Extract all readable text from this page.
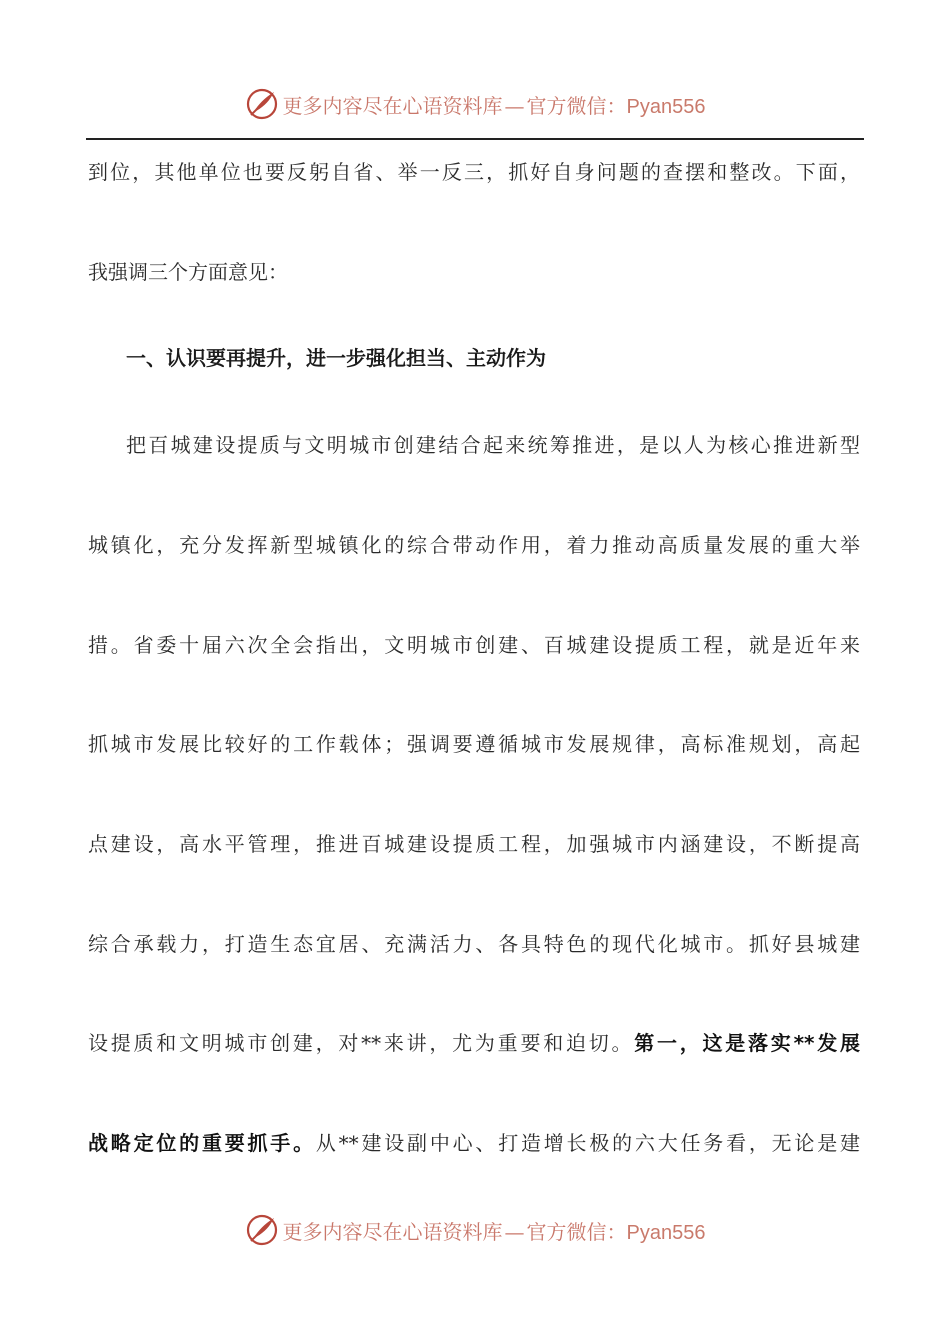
更多内容尽在心语资料库 — 官方微信：Pyan556
到位，其他单位也要反躬自省、举一反三，抓好自身问题的查摆和整改。下面，
我强调三个方面意见：
一、认识要再提升，进一步强化担当、主动作为
把百城建设提质与文明城市创建结合起来统筹推进，是以人为核心推进新型
城镇化，充分发挥新型城镇化的综合带动作用，着力推动高质量发展的重大举
措。省委十届六次全会指出，文明城市创建、百城建设提质工程，就是近年来
抓城市发展比较好的工作载体；强调要遵循城市发展规律，高标准规划，高起
点建设，高水平管理，推进百城建设提质工程，加强城市内涵建设，不断提高
综合承载力，打造生态宜居、充满活力、各具特色的现代化城市。抓好县城建
设提质和文明城市创建，对**来讲，尤为重要和迫切。第一，这是落实**发展
战略定位的重要抓手。从**建设副中心、打造增长极的六大任务看，无论是建
更多内容尽在心语资料库 — 官方微信：Pyan556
※ ※ ※
### YOUR OBJECTIVE
Write the listing above out again exactly, dropping each image.

### RESULT FOR THIS TASK
Extract all readable text from this page.
更多内容尽在心语资料库 — 官方微信：Pyan556
到位，其他单位也要反躬自省、举一反三，抓好自身问题的查摆和整改。下面，
我强调三个方面意见：
一、认识要再提升，进一步强化担当、主动作为
把百城建设提质与文明城市创建结合起来统筹推进，是以人为核心推进新型
城镇化，充分发挥新型城镇化的综合带动作用，着力推动高质量发展的重大举
措。省委十届六次全会指出，文明城市创建、百城建设提质工程，就是近年来
抓城市发展比较好的工作载体；强调要遵循城市发展规律，高标准规划，高起
点建设，高水平管理，推进百城建设提质工程，加强城市内涵建设，不断提高
综合承载力，打造生态宜居、充满活力、各具特色的现代化城市。抓好县城建
设提质和文明城市创建，对**来讲，尤为重要和迫切。第一，这是落实**发展
战略定位的重要抓手。从**建设副中心、打造增长极的六大任务看，无论是建
更多内容尽在心语资料库 — 官方微信：Pyan556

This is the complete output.